### Job
Work out how many lines hold "uppfatta". Give the number and nothing else.

[Dataset entries]
# # # # #

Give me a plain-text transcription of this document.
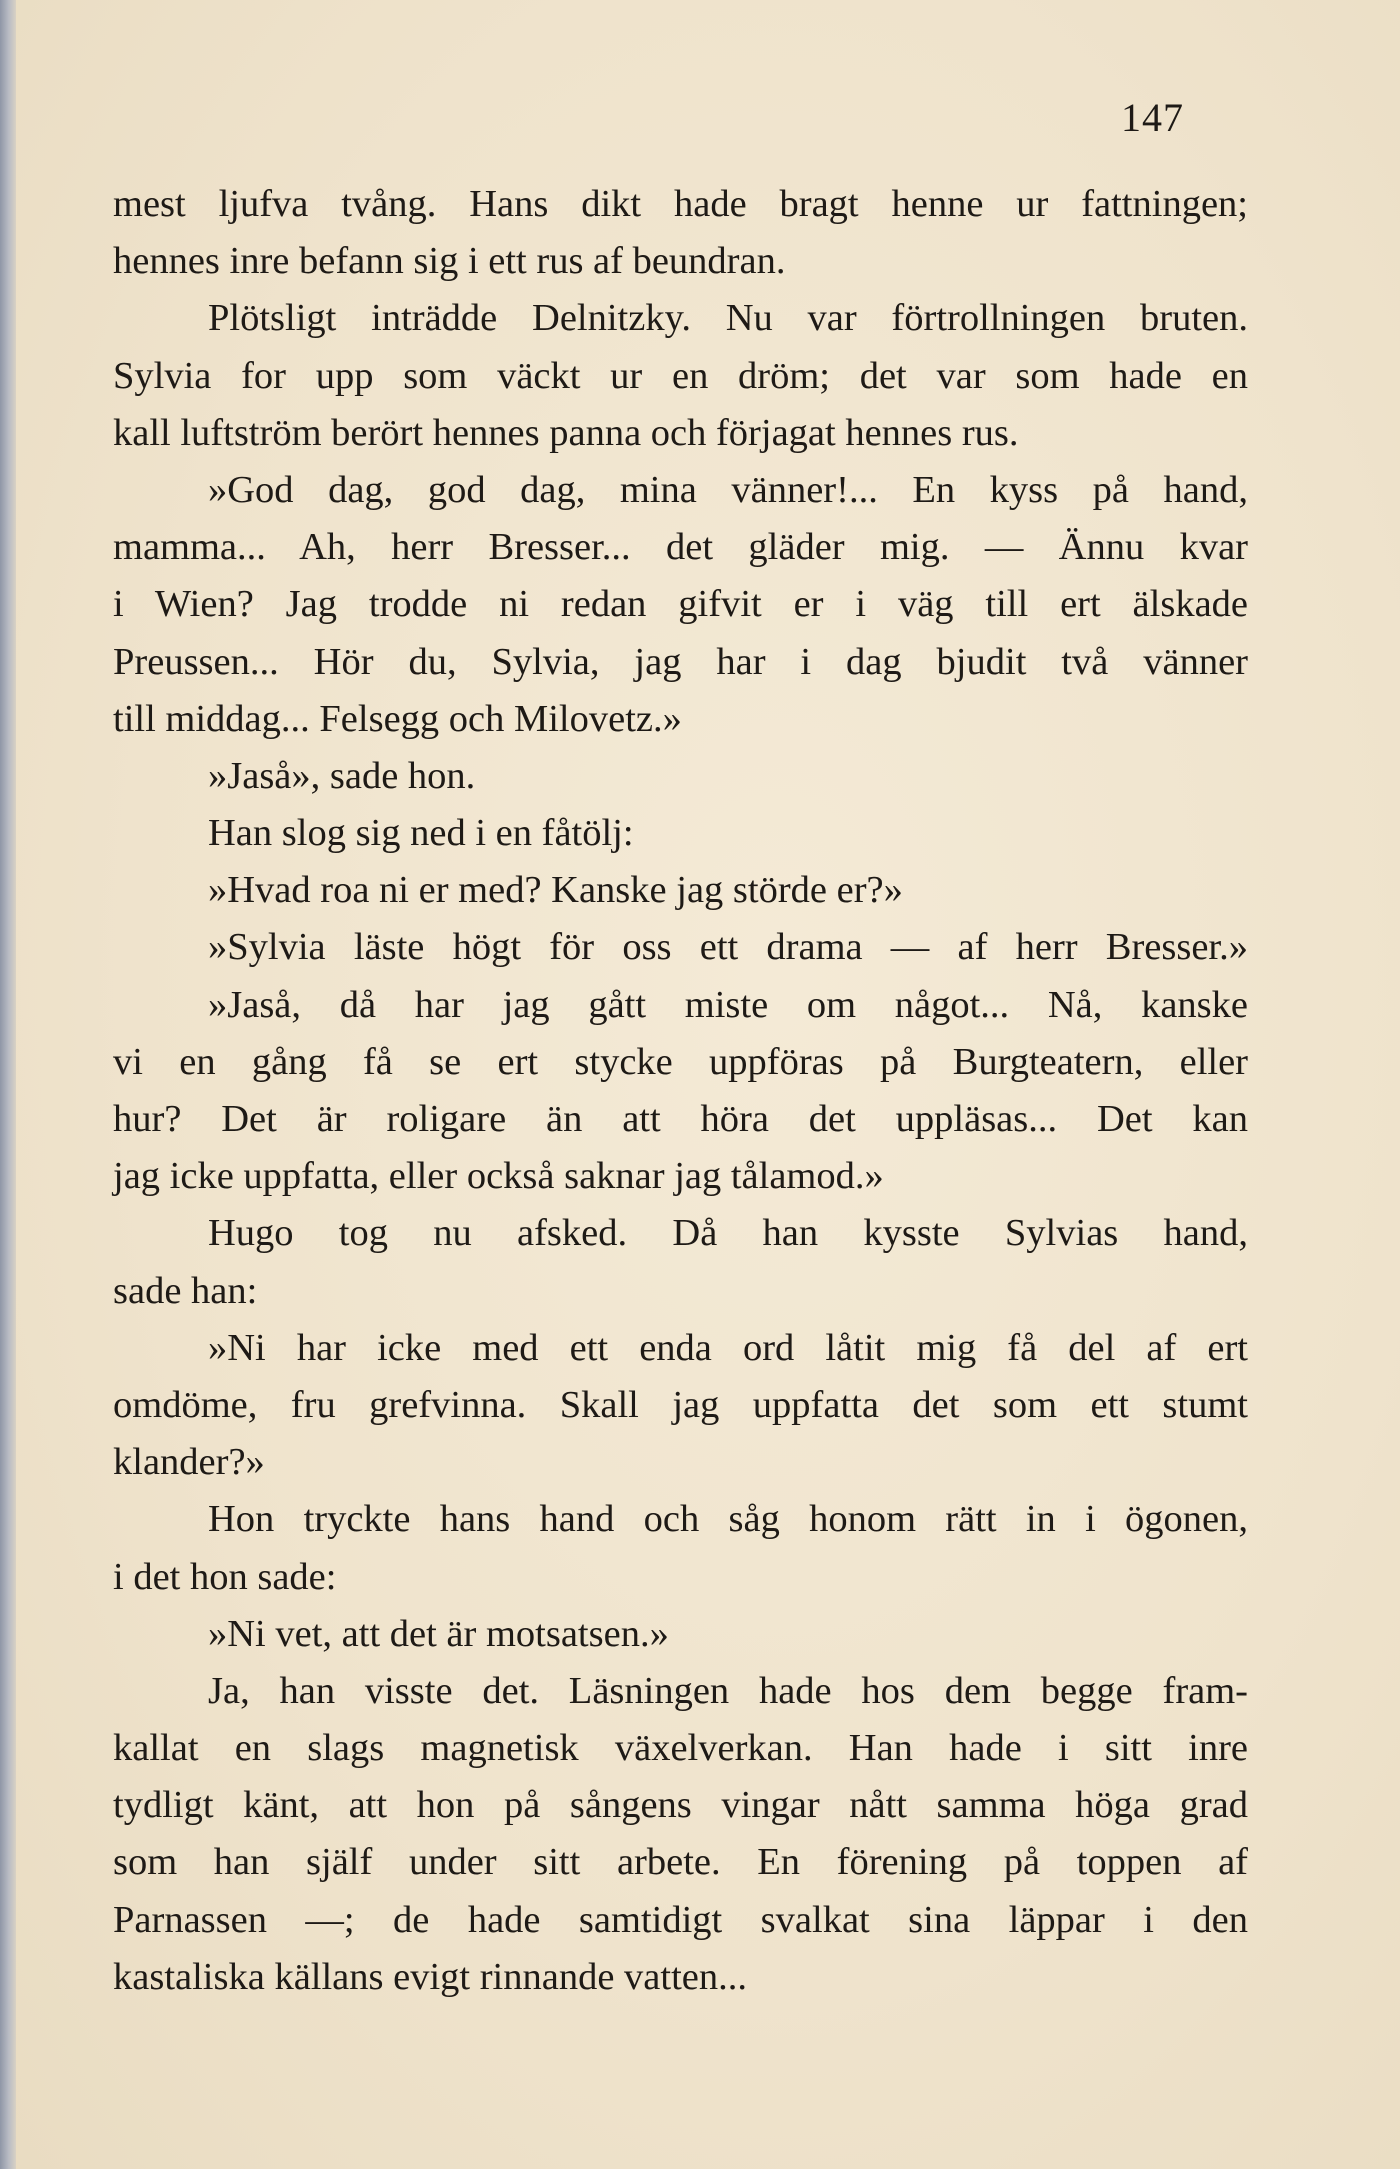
147
mest ljufva tvång. Hans dikt hade bragt henne ur fattningen;
hennes inre befann sig i ett rus af beundran.
Plötsligt inträdde Delnitzky. Nu var förtrollningen bruten.
Sylvia for upp som väckt ur en dröm; det var som hade en
kall luftström berört hennes panna och förjagat hennes rus.
»God dag, god dag, mina vänner!... En kyss på hand,
mamma... Ah, herr Bresser... det gläder mig. — Ännu kvar
i Wien? Jag trodde ni redan gifvit er i väg till ert älskade
Preussen... Hör du, Sylvia, jag har i dag bjudit två vänner
till middag... Felsegg och Milovetz.»
»Jaså», sade hon.
Han slog sig ned i en fåtölj:
»Hvad roa ni er med? Kanske jag störde er?»
»Sylvia läste högt för oss ett drama — af herr Bresser.»
»Jaså, då har jag gått miste om något... Nå, kanske
vi en gång få se ert stycke uppföras på Burgteatern, eller
hur? Det är roligare än att höra det uppläsas... Det kan
jag icke uppfatta, eller också saknar jag tålamod.»
Hugo tog nu afsked. Då han kysste Sylvias hand,
sade han:
»Ni har icke med ett enda ord låtit mig få del af ert
omdöme, fru grefvinna. Skall jag uppfatta det som ett stumt
klander?»
Hon tryckte hans hand och såg honom rätt in i ögonen,
i det hon sade:
»Ni vet, att det är motsatsen.»
Ja, han visste det. Läsningen hade hos dem begge fram-
kallat en slags magnetisk växelverkan. Han hade i sitt inre
tydligt känt, att hon på sångens vingar nått samma höga grad
som han själf under sitt arbete. En förening på toppen af
Parnassen —; de hade samtidigt svalkat sina läppar i den
kastaliska källans evigt rinnande vatten...
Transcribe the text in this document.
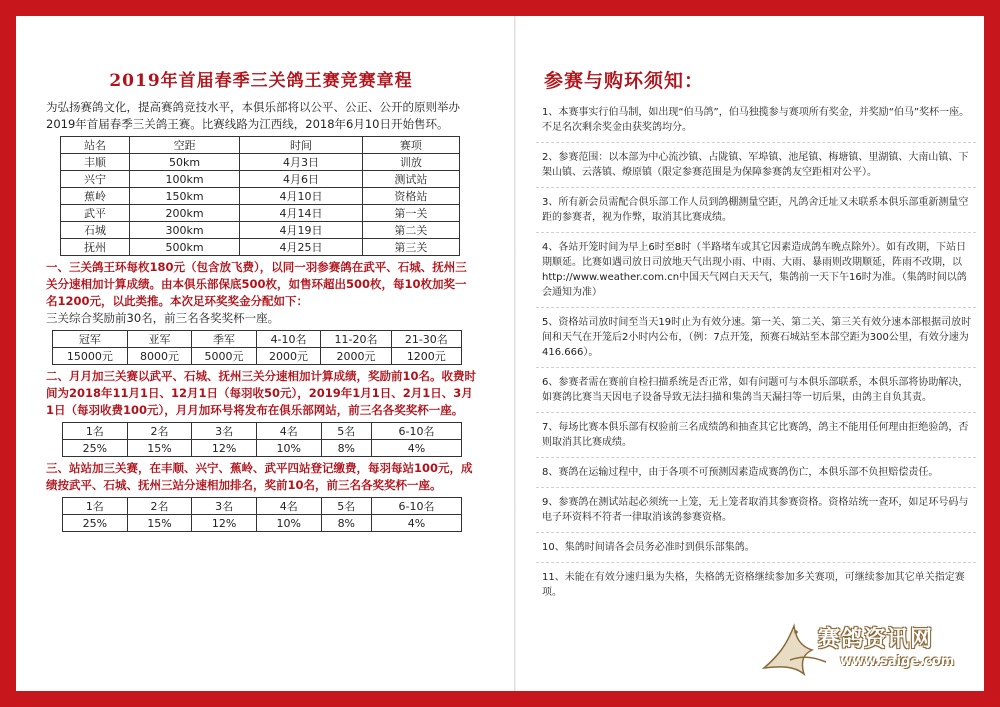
2019年首届春季三关鸽王赛竞赛章程
为弘扬赛鸽文化，提高赛鸽竞技水平，本俱乐部将以公平、公正、公开的原则举办2019年首届春季三关鸽王赛。比赛线路为江西线，2018年6月10日开始售环。
站名	空距	时间	赛项
丰顺	50km	4月3日	训放
兴宁	100km	4月6日	测试站
蕉岭	150km	4月10日	资格站
武平	200km	4月14日	第一关
石城	300km	4月19日	第二关
抚州	500km	4月25日	第三关
一、三关鸽王环每枚180元（包含放飞费），以同一羽参赛鸽在武平、石城、抚州三关分速相加计算成绩。由本俱乐部保底500枚，如售环超出500枚，每10枚加奖一名1200元，以此类推。本次足环奖奖金分配如下：
三关综合奖励前30名，前三名各奖奖杯一座。
冠军	亚军	季军	4-10名	11-20名	21-30名
15000元	8000元	5000元	2000元	2000元	1200元
二、月月加三关赛以武平、石城、抚州三关分速相加计算成绩，奖励前10名。收费时间为2018年11月1日、12月1日（每羽收50元），2019年1月1日、2月1日、3月1日（每羽收费100元），月月加环号将发布在俱乐部网站，前三名各奖奖杯一座。
1名	2名	3名	4名	5名	6-10名
25%	15%	12%	10%	8%	4%
三、站站加三关赛，在丰顺、兴宁、蕉岭、武平四站登记缴费，每羽每站100元，成绩按武平、石城、抚州三站分速相加排名，奖前10名，前三名各奖奖杯一座。
1名	2名	3名	4名	5名	6-10名
25%	15%	12%	10%	8%	4%
参赛与购环须知：
1、本赛事实行伯马制，如出现“伯马鸽”，伯马独揽参与赛项所有奖金，并奖励“伯马”奖杯一座。不足名次剩余奖金由获奖鸽均分。
2、参赛范围：以本部为中心流沙镇、占陇镇、军埠镇、池尾镇、梅塘镇、里湖镇、大南山镇、下架山镇、云落镇、燎原镇（限定参赛范围是为保障参赛鸽友空距相对公平）。
3、所有新会员需配合俱乐部工作人员到鸽棚测量空距，凡鸽舍迁址又未联系本俱乐部重新测量空距的参赛者，视为作弊，取消其比赛成绩。
4、各站开笼时间为早上6时至8时（半路堵车或其它因素造成鸽车晚点除外）。如有改期，下站日期顺延。比赛如遇司放日司放地天气出现小雨、中雨、大雨、暴雨则改期顺延，阵雨不改期，以http://www.weather.com.cn中国天气网白天天气，集鸽前一天下午16时为准。（集鸽时间以鸽会通知为准）
5、资格站司放时间至当天19时止为有效分速。第一关、第二关、第三关有效分速本部根据司放时间和天气在开笼后2小时内公布，（例：7点开笼，预赛石城站至本部空距为300公里，有效分速为416.666）。
6、参赛者需在赛前自检扫描系统是否正常，如有问题可与本俱乐部联系，本俱乐部将协助解决，如赛鸽比赛当天因电子设备导致无法扫描和集鸽当天漏扫等一切后果，由鸽主自负其责。
7、每场比赛本俱乐部有权验前三名成绩鸽和抽查其它比赛鸽，鸽主不能用任何理由拒绝验鸽，否则取消其比赛成绩。
8、赛鸽在运输过程中，由于各项不可预测因素造成赛鸽伤亡，本俱乐部不负担赔偿责任。
9、参赛鸽在测试站起必须统一上笼，无上笼者取消其参赛资格。资格站统一查环，如足环号码与电子环资料不符者一律取消该鸽参赛资格。
10、集鸽时间请各会员务必准时到俱乐部集鸽。
11、未能在有效分速归巢为失格，失格鸽无资格继续参加多关赛项，可继续参加其它单关指定赛项。
赛鸽资讯网
www.saige.com
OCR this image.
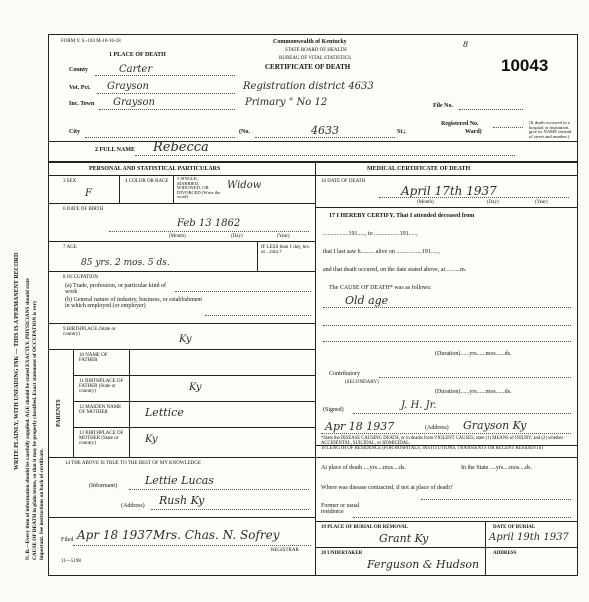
WRITE PLAINLY, WITH UNFADING INK — THIS IS A PERMANENT RECORD N. B.—Every item of information should be carefully supplied. AGE should be stated EXACTLY. PHYSICIANS should state CAUSE OF DEATH in plain terms, so that it may be properly classified. Exact statement of OCCUPATION is very important. See instructions on back of certificate.
FORM V. S.-103 M-10-16-18
1 PLACE OF DEATH
Commonwealth of Kentucky
STATE BOARD OF HEALTH
BUREAU OF VITAL STATISTICS
CERTIFICATE OF DEATH	10043
8
County	Carter
Vot. Pct. Grayson	Registration district 4633
Inc. Town Grayson	Primary " No 12	File No.
Registered No.
City	(No.	4633	St.;	Ward)
(If death occurred in a hospital or institution, give its NAME instead of street and number.)
2 FULL NAME Rebecca
PERSONAL AND STATISTICAL PARTICULARS
3 SEX
F
4 COLOR OR RACE
5 SINGLE, MARRIED, WIDOWED, OR DIVORCED (Write the word)
Widow
6 DATE OF BIRTH
Feb 13 1862
(Month)	(Day)	(Year)
7 AGE
85 yrs. 2 mos. 5 ds.
IF LESS than 1 day, hrs. or ...min.?
8 OCCUPATION
(a) Trade, profession, or particular kind of work
(b) General nature of industry, business, or establishment in which employed (or employer)
9 BIRTHPLACE (State or country)	Ky
PARENTS
10 NAME OF FATHER
11 BIRTHPLACE OF FATHER (State or country)	Ky
12 MAIDEN NAME OF MOTHER	Lettice
13 BIRTHPLACE OF MOTHER (State or country)	Ky
14 THE ABOVE IS TRUE TO THE BEST OF MY KNOWLEDGE
(Informant)	Lettie Lucas
(Address) Rush Ky
Filed Apr 18 1937 Mrs. Chas. N. Sofrey
REGISTRAR
11—5198
MEDICAL CERTIFICATE OF DEATH
16 DATE OF DEATH
April 17th 1937
(Month)	(Day)	(Year)
17 I HEREBY CERTIFY, That I attended deceased from
.................191....., to .................191.....,
that I last saw h......... alive on .................191.....,
and that death occured, on the date stated above, at .........m.
The CAUSE OF DEATH* was as follows:
Old age
(Duration)......yrs......mos......ds.
Contributory
(SECONDARY)
(Duration)......yrs......mos......ds.
(Signed)	J. H. Jr.
Apr 18 1937	(Address) Grayson Ky
*State the DISEASE CAUSING DEATH, or in deaths from VIOLENT CAUSES, state (1) MEANS of INJURY; and (2) whether ACCIDENTAL, SUICIDAL, or HOMICIDAL.
18 LENGTH OF RESIDENCE (FOR HOSPITALS, INSTITUTIONS, TRANSIENTS OR RECENT RESIDENTS)
At place of death ....yrs....mos....ds.	In the State ....yrs....mos....ds.
Where was disease contracted, if not at place of death?
Former or usual residence
19 PLACE OF BURIAL OR REMOVAL
Grant Ky
DATE OF BURIAL
April 19th 1937
20 UNDERTAKER	ADDRESS
Ferguson & Hudson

# # # # #

### Result below
2